%%

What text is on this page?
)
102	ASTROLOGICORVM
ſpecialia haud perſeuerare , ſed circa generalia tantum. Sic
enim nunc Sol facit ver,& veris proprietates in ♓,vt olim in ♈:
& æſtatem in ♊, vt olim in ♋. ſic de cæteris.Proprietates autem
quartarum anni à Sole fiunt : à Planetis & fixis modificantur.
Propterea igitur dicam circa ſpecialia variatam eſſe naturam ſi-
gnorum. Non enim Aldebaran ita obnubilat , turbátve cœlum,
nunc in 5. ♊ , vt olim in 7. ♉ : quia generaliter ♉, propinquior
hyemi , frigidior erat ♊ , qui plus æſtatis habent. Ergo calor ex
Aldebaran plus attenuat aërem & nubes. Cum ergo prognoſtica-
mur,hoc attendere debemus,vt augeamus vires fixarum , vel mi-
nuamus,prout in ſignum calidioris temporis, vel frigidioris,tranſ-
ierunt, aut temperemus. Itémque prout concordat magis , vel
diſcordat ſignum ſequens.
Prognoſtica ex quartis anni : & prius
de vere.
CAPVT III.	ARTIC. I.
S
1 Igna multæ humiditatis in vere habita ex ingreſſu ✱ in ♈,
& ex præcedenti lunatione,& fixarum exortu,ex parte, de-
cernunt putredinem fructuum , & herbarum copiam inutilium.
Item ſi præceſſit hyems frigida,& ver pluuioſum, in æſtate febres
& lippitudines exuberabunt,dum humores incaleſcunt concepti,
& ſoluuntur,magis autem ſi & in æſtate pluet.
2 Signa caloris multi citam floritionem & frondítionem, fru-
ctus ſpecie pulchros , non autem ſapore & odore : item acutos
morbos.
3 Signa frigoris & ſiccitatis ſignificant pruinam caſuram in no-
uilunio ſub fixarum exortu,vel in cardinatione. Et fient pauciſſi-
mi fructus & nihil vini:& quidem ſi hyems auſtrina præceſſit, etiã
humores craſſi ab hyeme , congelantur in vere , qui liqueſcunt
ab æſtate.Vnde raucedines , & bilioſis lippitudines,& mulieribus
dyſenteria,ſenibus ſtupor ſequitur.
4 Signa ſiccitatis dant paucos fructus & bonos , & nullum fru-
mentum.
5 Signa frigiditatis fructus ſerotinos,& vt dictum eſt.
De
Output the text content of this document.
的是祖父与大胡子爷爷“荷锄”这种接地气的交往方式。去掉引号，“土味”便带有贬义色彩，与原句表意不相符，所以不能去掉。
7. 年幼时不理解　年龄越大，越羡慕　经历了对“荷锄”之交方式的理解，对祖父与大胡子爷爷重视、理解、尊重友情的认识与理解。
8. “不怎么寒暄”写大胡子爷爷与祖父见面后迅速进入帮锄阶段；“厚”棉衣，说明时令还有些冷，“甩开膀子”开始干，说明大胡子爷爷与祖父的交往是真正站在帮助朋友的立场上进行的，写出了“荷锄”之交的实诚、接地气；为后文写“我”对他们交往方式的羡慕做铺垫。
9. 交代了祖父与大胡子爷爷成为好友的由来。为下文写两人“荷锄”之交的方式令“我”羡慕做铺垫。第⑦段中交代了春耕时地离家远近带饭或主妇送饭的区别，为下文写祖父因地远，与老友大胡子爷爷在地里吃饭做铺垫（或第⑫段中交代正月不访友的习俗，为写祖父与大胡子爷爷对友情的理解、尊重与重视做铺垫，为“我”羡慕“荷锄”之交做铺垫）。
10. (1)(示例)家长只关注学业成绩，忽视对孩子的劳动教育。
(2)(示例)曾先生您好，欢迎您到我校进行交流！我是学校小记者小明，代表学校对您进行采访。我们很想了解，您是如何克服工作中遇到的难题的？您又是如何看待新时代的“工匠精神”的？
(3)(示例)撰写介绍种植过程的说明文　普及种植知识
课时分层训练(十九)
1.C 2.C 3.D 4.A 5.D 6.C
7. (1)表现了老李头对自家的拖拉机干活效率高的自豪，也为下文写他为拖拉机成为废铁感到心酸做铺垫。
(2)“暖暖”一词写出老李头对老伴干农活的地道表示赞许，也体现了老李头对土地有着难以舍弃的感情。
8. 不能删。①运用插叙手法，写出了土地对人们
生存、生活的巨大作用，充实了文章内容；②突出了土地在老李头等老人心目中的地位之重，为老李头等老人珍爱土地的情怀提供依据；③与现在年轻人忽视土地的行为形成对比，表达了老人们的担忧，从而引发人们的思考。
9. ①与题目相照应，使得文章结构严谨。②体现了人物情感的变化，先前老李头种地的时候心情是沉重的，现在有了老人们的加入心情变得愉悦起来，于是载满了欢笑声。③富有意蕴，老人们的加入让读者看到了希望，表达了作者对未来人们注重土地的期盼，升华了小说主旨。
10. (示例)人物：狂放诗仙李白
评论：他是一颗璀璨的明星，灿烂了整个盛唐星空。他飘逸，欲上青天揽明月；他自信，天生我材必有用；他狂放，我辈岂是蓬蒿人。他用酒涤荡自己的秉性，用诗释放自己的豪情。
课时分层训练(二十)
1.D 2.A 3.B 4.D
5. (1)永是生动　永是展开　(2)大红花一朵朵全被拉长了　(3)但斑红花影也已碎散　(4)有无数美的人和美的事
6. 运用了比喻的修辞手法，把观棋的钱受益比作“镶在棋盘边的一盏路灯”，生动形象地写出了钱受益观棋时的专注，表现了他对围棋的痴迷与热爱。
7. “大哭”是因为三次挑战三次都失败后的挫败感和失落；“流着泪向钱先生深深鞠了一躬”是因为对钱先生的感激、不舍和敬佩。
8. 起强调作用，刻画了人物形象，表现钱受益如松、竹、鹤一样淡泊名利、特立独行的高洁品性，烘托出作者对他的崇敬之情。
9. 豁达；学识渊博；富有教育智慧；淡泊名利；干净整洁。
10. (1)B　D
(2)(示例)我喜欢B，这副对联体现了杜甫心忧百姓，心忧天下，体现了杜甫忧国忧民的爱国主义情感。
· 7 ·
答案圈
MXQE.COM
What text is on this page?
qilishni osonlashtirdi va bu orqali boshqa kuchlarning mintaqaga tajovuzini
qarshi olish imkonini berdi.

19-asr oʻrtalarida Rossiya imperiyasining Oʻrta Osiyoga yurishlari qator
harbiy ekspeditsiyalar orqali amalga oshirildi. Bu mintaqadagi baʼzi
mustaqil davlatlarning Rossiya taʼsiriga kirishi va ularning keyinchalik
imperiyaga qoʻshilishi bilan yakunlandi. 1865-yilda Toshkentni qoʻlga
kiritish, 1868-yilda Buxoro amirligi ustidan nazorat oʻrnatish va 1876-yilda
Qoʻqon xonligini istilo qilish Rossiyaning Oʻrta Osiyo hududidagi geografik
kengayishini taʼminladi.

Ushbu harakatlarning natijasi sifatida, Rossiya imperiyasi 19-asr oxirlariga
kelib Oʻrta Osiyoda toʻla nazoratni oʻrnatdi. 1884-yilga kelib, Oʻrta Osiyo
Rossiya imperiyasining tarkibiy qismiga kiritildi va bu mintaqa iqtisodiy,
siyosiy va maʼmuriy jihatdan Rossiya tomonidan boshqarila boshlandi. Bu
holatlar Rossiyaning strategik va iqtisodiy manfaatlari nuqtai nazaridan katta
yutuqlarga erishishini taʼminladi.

%%

Directions | Return each line of the data exactly as written above.

Written solution |
What text is on this page?
)
102	ASTROLOGICORVM
ſpecialia haud perſeuerare , ſed circa generalia tantum. Sic
enim nunc Sol facit ver,& veris proprietates in ♓,vt olim in ♈:
& æſtatem in ♊, vt olim in ♋. ſic de cæteris.Proprietates autem
quartarum anni à Sole fiunt : à Planetis & fixis modificantur.
Propterea igitur dicam circa ſpecialia variatam eſſe naturam ſi-
gnorum. Non enim Aldebaran ita obnubilat , turbátve cœlum,
nunc in 5. ♊ , vt olim in 7. ♉ : quia generaliter ♉, propinquior
hyemi , frigidior erat ♊ , qui plus æſtatis habent. Ergo calor ex
Aldebaran plus attenuat aërem & nubes. Cum ergo prognoſtica-
mur,hoc attendere debemus,vt augeamus vires fixarum , vel mi-
nuamus,prout in ſignum calidioris temporis, vel frigidioris,tranſ-
ierunt, aut temperemus. Itémque prout concordat magis , vel
diſcordat ſignum ſequens.
Prognoſtica ex quartis anni : & prius
de vere.
CAPVT III.	ARTIC. I.
S
1 Igna multæ humiditatis in vere habita ex ingreſſu ✱ in ♈,
& ex præcedenti lunatione,& fixarum exortu,ex parte, de-
cernunt putredinem fructuum , & herbarum copiam inutilium.
Item ſi præceſſit hyems frigida,& ver pluuioſum, in æſtate febres
& lippitudines exuberabunt,dum humores incaleſcunt concepti,
& ſoluuntur,magis autem ſi & in æſtate pluet.
2 Signa caloris multi citam floritionem & frondítionem, fru-
ctus ſpecie pulchros , non autem ſapore & odore : item acutos
morbos.
3 Signa frigoris & ſiccitatis ſignificant pruinam caſuram in no-
uilunio ſub fixarum exortu,vel in cardinatione. Et fient pauciſſi-
mi fructus & nihil vini:& quidem ſi hyems auſtrina præceſſit, etiã
humores craſſi ab hyeme , congelantur in vere , qui liqueſcunt
ab æſtate.Vnde raucedines , & bilioſis lippitudines,& mulieribus
dyſenteria,ſenibus ſtupor ſequitur.
4 Signa ſiccitatis dant paucos fructus & bonos , & nullum fru-
mentum.
5 Signa frigiditatis fructus ſerotinos,& vt dictum eſt.
De
Output the text content of this document.
的是祖父与大胡子爷爷“荷锄”这种接地气的交往方式。去掉引号，“土味”便带有贬义色彩，与原句表意不相符，所以不能去掉。
7. 年幼时不理解　年龄越大，越羡慕　经历了对“荷锄”之交方式的理解，对祖父与大胡子爷爷重视、理解、尊重友情的认识与理解。
8. “不怎么寒暄”写大胡子爷爷与祖父见面后迅速进入帮锄阶段；“厚”棉衣，说明时令还有些冷，“甩开膀子”开始干，说明大胡子爷爷与祖父的交往是真正站在帮助朋友的立场上进行的，写出了“荷锄”之交的实诚、接地气；为后文写“我”对他们交往方式的羡慕做铺垫。
9. 交代了祖父与大胡子爷爷成为好友的由来。为下文写两人“荷锄”之交的方式令“我”羡慕做铺垫。第⑦段中交代了春耕时地离家远近带饭或主妇送饭的区别，为下文写祖父因地远，与老友大胡子爷爷在地里吃饭做铺垫（或第⑫段中交代正月不访友的习俗，为写祖父与大胡子爷爷对友情的理解、尊重与重视做铺垫，为“我”羡慕“荷锄”之交做铺垫）。
10. (1)(示例)家长只关注学业成绩，忽视对孩子的劳动教育。
(2)(示例)曾先生您好，欢迎您到我校进行交流！我是学校小记者小明，代表学校对您进行采访。我们很想了解，您是如何克服工作中遇到的难题的？您又是如何看待新时代的“工匠精神”的？
(3)(示例)撰写介绍种植过程的说明文　普及种植知识
课时分层训练(十九)
1.C 2.C 3.D 4.A 5.D 6.C
7. (1)表现了老李头对自家的拖拉机干活效率高的自豪，也为下文写他为拖拉机成为废铁感到心酸做铺垫。
(2)“暖暖”一词写出老李头对老伴干农活的地道表示赞许，也体现了老李头对土地有着难以舍弃的感情。
8. 不能删。①运用插叙手法，写出了土地对人们
生存、生活的巨大作用，充实了文章内容；②突出了土地在老李头等老人心目中的地位之重，为老李头等老人珍爱土地的情怀提供依据；③与现在年轻人忽视土地的行为形成对比，表达了老人们的担忧，从而引发人们的思考。
9. ①与题目相照应，使得文章结构严谨。②体现了人物情感的变化，先前老李头种地的时候心情是沉重的，现在有了老人们的加入心情变得愉悦起来，于是载满了欢笑声。③富有意蕴，老人们的加入让读者看到了希望，表达了作者对未来人们注重土地的期盼，升华了小说主旨。
10. (示例)人物：狂放诗仙李白
评论：他是一颗璀璨的明星，灿烂了整个盛唐星空。他飘逸，欲上青天揽明月；他自信，天生我材必有用；他狂放，我辈岂是蓬蒿人。他用酒涤荡自己的秉性，用诗释放自己的豪情。
课时分层训练(二十)
1.D 2.A 3.B 4.D
5. (1)永是生动　永是展开　(2)大红花一朵朵全被拉长了　(3)但斑红花影也已碎散　(4)有无数美的人和美的事
6. 运用了比喻的修辞手法，把观棋的钱受益比作“镶在棋盘边的一盏路灯”，生动形象地写出了钱受益观棋时的专注，表现了他对围棋的痴迷与热爱。
7. “大哭”是因为三次挑战三次都失败后的挫败感和失落；“流着泪向钱先生深深鞠了一躬”是因为对钱先生的感激、不舍和敬佩。
8. 起强调作用，刻画了人物形象，表现钱受益如松、竹、鹤一样淡泊名利、特立独行的高洁品性，烘托出作者对他的崇敬之情。
9. 豁达；学识渊博；富有教育智慧；淡泊名利；干净整洁。
10. (1)B　D
(2)(示例)我喜欢B，这副对联体现了杜甫心忧百姓，心忧天下，体现了杜甫忧国忧民的爱国主义情感。
· 7 ·
答案圈
MXQE.COM
What text is on this page?
qilishni osonlashtirdi va bu orqali boshqa kuchlarning mintaqaga tajovuzini
qarshi olish imkonini berdi.

19-asr oʻrtalarida Rossiya imperiyasining Oʻrta Osiyoga yurishlari qator
harbiy ekspeditsiyalar orqali amalga oshirildi. Bu mintaqadagi baʼzi
mustaqil davlatlarning Rossiya taʼsiriga kirishi va ularning keyinchalik
imperiyaga qoʻshilishi bilan yakunlandi. 1865-yilda Toshkentni qoʻlga
kiritish, 1868-yilda Buxoro amirligi ustidan nazorat oʻrnatish va 1876-yilda
Qoʻqon xonligini istilo qilish Rossiyaning Oʻrta Osiyo hududidagi geografik
kengayishini taʼminladi.

Ushbu harakatlarning natijasi sifatida, Rossiya imperiyasi 19-asr oxirlariga
kelib Oʻrta Osiyoda toʻla nazoratni oʻrnatdi. 1884-yilga kelib, Oʻrta Osiyo
Rossiya imperiyasining tarkibiy qismiga kiritildi va bu mintaqa iqtisodiy,
siyosiy va maʼmuriy jihatdan Rossiya tomonidan boshqarila boshlandi. Bu
holatlar Rossiyaning strategik va iqtisodiy manfaatlari nuqtai nazaridan katta
yutuqlarga erishishini taʼminladi.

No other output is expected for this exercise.